• **DATA FOR THIS EXERCISE**:
** BEGIN **
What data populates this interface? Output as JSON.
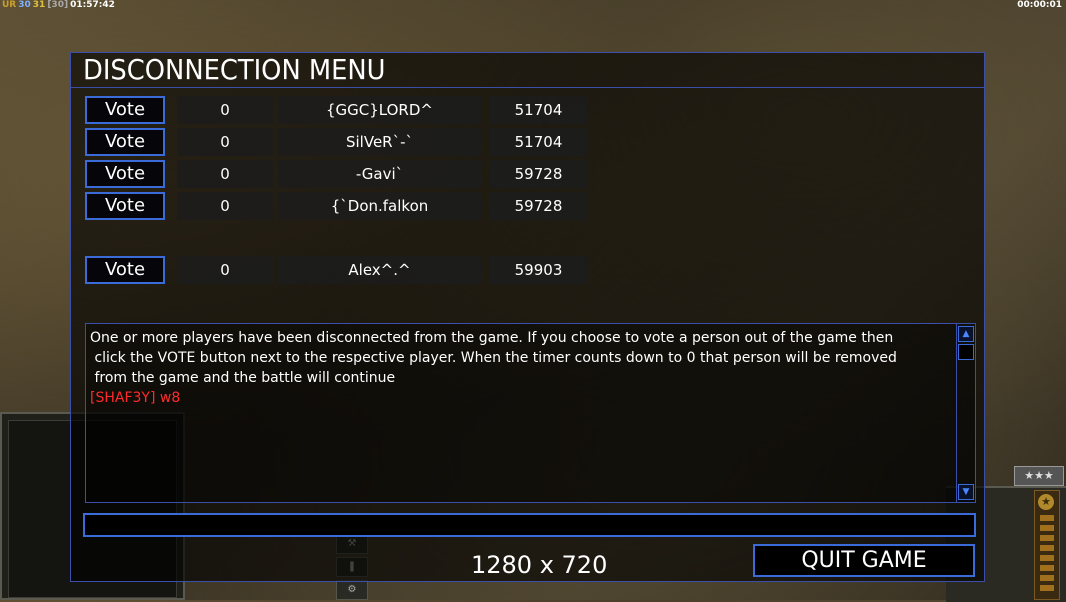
{
  "hud": {
    "tag": "UR",
    "val1": "30",
    "val2": "31",
    "bracket": "[30]",
    "time_left": "01:57:42",
    "time_right": "00:00:01"
  },
  "menu": {
    "title": "DISCONNECTION MENU",
    "vote_label": "Vote",
    "players": [
      {
        "votes": "0",
        "name": "{GGC}LORD^",
        "timer": "51704"
      },
      {
        "votes": "0",
        "name": "SilVeR`-`",
        "timer": "51704"
      },
      {
        "votes": "0",
        "name": "-Gavi`",
        "timer": "59728"
      },
      {
        "votes": "0",
        "name": "{`Don.falkon",
        "timer": "59728"
      },
      {
        "votes": "0",
        "name": "Alex^.^",
        "timer": "59903"
      }
    ],
    "info_line1": "One or more players have been disconnected from the game. If you choose to vote a person out of the game then",
    "info_line2": " click the VOTE button next to the respective player. When the timer counts down to 0 that person will be removed",
    "info_line3": " from the game and the battle will continue",
    "chat_message": "[SHAF3Y] w8",
    "chat_input_value": "",
    "resolution": "1280 x 720",
    "quit_label": "QUIT GAME"
  },
  "rank_stars": "★★★",
  "colors": {
    "accent_blue": "#3a6bd8",
    "chat_red": "#ff2a2a"
  }
}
** END **
• **YOUR OBJECTIVE**:
Make an exact copy of every entry above, minus the images.

• **EXERCISE OUTPUT**:
What data populates this interface? Output as JSON.
{
  "hud": {
    "tag": "UR",
    "val1": "30",
    "val2": "31",
    "bracket": "[30]",
    "time_left": "01:57:42",
    "time_right": "00:00:01"
  },
  "menu": {
    "title": "DISCONNECTION MENU",
    "vote_label": "Vote",
    "players": [
      {
        "votes": "0",
        "name": "{GGC}LORD^",
        "timer": "51704"
      },
      {
        "votes": "0",
        "name": "SilVeR`-`",
        "timer": "51704"
      },
      {
        "votes": "0",
        "name": "-Gavi`",
        "timer": "59728"
      },
      {
        "votes": "0",
        "name": "{`Don.falkon",
        "timer": "59728"
      },
      {
        "votes": "0",
        "name": "Alex^.^",
        "timer": "59903"
      }
    ],
    "info_line1": "One or more players have been disconnected from the game. If you choose to vote a person out of the game then",
    "info_line2": " click the VOTE button next to the respective player. When the timer counts down to 0 that person will be removed",
    "info_line3": " from the game and the battle will continue",
    "chat_message": "[SHAF3Y] w8",
    "chat_input_value": "",
    "resolution": "1280 x 720",
    "quit_label": "QUIT GAME"
  },
  "rank_stars": "★★★",
  "colors": {
    "accent_blue": "#3a6bd8",
    "chat_red": "#ff2a2a"
  }
}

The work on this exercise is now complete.